Saved data entries
•••

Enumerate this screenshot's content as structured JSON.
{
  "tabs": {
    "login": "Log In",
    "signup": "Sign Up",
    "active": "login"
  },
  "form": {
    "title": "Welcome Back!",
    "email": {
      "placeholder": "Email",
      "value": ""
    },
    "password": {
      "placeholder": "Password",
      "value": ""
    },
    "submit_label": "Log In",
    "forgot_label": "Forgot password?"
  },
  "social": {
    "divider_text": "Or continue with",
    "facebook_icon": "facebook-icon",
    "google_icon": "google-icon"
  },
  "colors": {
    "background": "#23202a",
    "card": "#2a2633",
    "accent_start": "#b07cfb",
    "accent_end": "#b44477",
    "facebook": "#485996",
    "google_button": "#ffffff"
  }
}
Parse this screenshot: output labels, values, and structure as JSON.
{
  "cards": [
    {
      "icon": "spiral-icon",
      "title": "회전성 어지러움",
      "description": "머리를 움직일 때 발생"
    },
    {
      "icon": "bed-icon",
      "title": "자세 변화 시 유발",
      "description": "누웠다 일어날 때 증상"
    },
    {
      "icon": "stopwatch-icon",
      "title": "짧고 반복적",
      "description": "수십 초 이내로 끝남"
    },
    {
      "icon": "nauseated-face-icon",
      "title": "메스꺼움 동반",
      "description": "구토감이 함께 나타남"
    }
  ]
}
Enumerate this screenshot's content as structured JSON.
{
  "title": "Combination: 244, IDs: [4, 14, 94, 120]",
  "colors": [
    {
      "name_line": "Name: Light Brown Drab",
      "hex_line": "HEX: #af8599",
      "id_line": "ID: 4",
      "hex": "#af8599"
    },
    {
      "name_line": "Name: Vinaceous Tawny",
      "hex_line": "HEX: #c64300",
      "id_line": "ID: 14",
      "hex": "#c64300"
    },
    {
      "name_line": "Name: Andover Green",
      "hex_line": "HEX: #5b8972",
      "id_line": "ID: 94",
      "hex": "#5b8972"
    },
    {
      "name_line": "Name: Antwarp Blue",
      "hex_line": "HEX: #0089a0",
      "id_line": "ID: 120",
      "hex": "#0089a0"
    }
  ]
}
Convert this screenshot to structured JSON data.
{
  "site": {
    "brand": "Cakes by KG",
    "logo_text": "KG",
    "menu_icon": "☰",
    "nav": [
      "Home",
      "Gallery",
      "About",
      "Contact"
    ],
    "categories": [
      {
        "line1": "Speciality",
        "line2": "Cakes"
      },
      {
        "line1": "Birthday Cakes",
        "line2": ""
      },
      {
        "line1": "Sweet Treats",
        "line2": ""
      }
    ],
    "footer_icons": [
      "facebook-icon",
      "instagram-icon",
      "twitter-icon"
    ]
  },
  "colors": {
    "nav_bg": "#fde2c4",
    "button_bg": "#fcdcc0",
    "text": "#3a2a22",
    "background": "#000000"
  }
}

•••

| GOAL OF THE EXERCISE |
Write out again, unchanged, every line from the line containing "Convert this screenshot" to the final line of the material above.

| TASK SOLUTION |
Convert this screenshot to structured JSON data.
{
  "site": {
    "brand": "Cakes by KG",
    "logo_text": "KG",
    "menu_icon": "☰",
    "nav": [
      "Home",
      "Gallery",
      "About",
      "Contact"
    ],
    "categories": [
      {
        "line1": "Speciality",
        "line2": "Cakes"
      },
      {
        "line1": "Birthday Cakes",
        "line2": ""
      },
      {
        "line1": "Sweet Treats",
        "line2": ""
      }
    ],
    "footer_icons": [
      "facebook-icon",
      "instagram-icon",
      "twitter-icon"
    ]
  },
  "colors": {
    "nav_bg": "#fde2c4",
    "button_bg": "#fcdcc0",
    "text": "#3a2a22",
    "background": "#000000"
  }
}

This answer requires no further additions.